▶ **DO THIS**
Write out the full set of records below exactly.

[Records from a data collection]
++++++++

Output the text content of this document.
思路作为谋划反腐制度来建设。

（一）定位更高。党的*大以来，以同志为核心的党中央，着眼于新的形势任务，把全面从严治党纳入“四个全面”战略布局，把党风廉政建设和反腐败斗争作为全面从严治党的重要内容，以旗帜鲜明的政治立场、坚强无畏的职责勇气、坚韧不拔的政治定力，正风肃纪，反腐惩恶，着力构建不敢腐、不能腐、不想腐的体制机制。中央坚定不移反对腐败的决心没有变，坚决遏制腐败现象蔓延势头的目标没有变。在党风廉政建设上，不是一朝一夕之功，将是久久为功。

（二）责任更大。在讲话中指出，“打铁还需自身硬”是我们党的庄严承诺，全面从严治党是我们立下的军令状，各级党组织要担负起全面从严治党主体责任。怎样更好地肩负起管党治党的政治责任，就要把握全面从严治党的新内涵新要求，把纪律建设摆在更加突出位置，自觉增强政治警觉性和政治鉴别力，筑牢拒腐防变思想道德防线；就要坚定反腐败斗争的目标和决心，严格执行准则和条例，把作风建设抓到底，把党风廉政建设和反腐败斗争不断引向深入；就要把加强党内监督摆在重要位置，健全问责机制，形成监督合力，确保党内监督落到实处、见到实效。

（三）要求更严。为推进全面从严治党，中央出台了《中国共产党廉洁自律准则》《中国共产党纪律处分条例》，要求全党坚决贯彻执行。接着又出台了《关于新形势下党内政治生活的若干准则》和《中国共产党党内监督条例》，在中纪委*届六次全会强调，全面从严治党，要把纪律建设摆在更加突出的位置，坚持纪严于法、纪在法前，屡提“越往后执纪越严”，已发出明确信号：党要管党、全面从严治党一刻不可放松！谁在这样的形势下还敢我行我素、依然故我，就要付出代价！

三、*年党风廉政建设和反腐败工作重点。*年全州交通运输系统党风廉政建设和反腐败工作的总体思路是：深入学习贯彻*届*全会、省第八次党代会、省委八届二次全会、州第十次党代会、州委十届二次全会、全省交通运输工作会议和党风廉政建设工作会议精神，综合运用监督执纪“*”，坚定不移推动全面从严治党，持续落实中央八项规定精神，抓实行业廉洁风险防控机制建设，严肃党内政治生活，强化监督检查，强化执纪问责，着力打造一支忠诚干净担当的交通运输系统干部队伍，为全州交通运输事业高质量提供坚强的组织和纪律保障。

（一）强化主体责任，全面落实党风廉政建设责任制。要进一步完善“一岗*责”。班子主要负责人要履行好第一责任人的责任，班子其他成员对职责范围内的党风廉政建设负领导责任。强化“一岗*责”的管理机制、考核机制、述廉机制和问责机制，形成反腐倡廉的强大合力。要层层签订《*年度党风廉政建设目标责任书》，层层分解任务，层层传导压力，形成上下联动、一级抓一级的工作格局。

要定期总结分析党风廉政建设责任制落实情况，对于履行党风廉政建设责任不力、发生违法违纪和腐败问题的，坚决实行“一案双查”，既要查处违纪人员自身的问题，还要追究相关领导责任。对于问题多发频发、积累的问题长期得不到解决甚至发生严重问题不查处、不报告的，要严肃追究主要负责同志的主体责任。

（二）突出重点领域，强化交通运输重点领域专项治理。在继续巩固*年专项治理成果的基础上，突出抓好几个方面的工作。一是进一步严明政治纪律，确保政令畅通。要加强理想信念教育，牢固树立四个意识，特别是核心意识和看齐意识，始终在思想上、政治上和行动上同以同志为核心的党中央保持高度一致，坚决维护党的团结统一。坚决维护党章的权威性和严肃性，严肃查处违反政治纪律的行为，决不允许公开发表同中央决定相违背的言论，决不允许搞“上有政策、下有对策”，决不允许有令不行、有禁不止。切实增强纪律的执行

++++++++

▶ **TASK RESULT**
Output the text content of this document.
思路作为谋划反腐制度来建设。

（一）定位更高。党的*大以来，以同志为核心的党中央，着眼于新的形势任务，把全面从严治党纳入“四个全面”战略布局，把党风廉政建设和反腐败斗争作为全面从严治党的重要内容，以旗帜鲜明的政治立场、坚强无畏的职责勇气、坚韧不拔的政治定力，正风肃纪，反腐惩恶，着力构建不敢腐、不能腐、不想腐的体制机制。中央坚定不移反对腐败的决心没有变，坚决遏制腐败现象蔓延势头的目标没有变。在党风廉政建设上，不是一朝一夕之功，将是久久为功。

（二）责任更大。在讲话中指出，“打铁还需自身硬”是我们党的庄严承诺，全面从严治党是我们立下的军令状，各级党组织要担负起全面从严治党主体责任。怎样更好地肩负起管党治党的政治责任，就要把握全面从严治党的新内涵新要求，把纪律建设摆在更加突出位置，自觉增强政治警觉性和政治鉴别力，筑牢拒腐防变思想道德防线；就要坚定反腐败斗争的目标和决心，严格执行准则和条例，把作风建设抓到底，把党风廉政建设和反腐败斗争不断引向深入；就要把加强党内监督摆在重要位置，健全问责机制，形成监督合力，确保党内监督落到实处、见到实效。

（三）要求更严。为推进全面从严治党，中央出台了《中国共产党廉洁自律准则》《中国共产党纪律处分条例》，要求全党坚决贯彻执行。接着又出台了《关于新形势下党内政治生活的若干准则》和《中国共产党党内监督条例》，在中纪委*届六次全会强调，全面从严治党，要把纪律建设摆在更加突出的位置，坚持纪严于法、纪在法前，屡提“越往后执纪越严”，已发出明确信号：党要管党、全面从严治党一刻不可放松！谁在这样的形势下还敢我行我素、依然故我，就要付出代价！

三、*年党风廉政建设和反腐败工作重点。*年全州交通运输系统党风廉政建设和反腐败工作的总体思路是：深入学习贯彻*届*全会、省第八次党代会、省委八届二次全会、州第十次党代会、州委十届二次全会、全省交通运输工作会议和党风廉政建设工作会议精神，综合运用监督执纪“*”，坚定不移推动全面从严治党，持续落实中央八项规定精神，抓实行业廉洁风险防控机制建设，严肃党内政治生活，强化监督检查，强化执纪问责，着力打造一支忠诚干净担当的交通运输系统干部队伍，为全州交通运输事业高质量提供坚强的组织和纪律保障。

（一）强化主体责任，全面落实党风廉政建设责任制。要进一步完善“一岗*责”。班子主要负责人要履行好第一责任人的责任，班子其他成员对职责范围内的党风廉政建设负领导责任。强化“一岗*责”的管理机制、考核机制、述廉机制和问责机制，形成反腐倡廉的强大合力。要层层签订《*年度党风廉政建设目标责任书》，层层分解任务，层层传导压力，形成上下联动、一级抓一级的工作格局。

要定期总结分析党风廉政建设责任制落实情况，对于履行党风廉政建设责任不力、发生违法违纪和腐败问题的，坚决实行“一案双查”，既要查处违纪人员自身的问题，还要追究相关领导责任。对于问题多发频发、积累的问题长期得不到解决甚至发生严重问题不查处、不报告的，要严肃追究主要负责同志的主体责任。

（二）突出重点领域，强化交通运输重点领域专项治理。在继续巩固*年专项治理成果的基础上，突出抓好几个方面的工作。一是进一步严明政治纪律，确保政令畅通。要加强理想信念教育，牢固树立四个意识，特别是核心意识和看齐意识，始终在思想上、政治上和行动上同以同志为核心的党中央保持高度一致，坚决维护党的团结统一。坚决维护党章的权威性和严肃性，严肃查处违反政治纪律的行为，决不允许公开发表同中央决定相违背的言论，决不允许搞“上有政策、下有对策”，决不允许有令不行、有禁不止。切实增强纪律的执行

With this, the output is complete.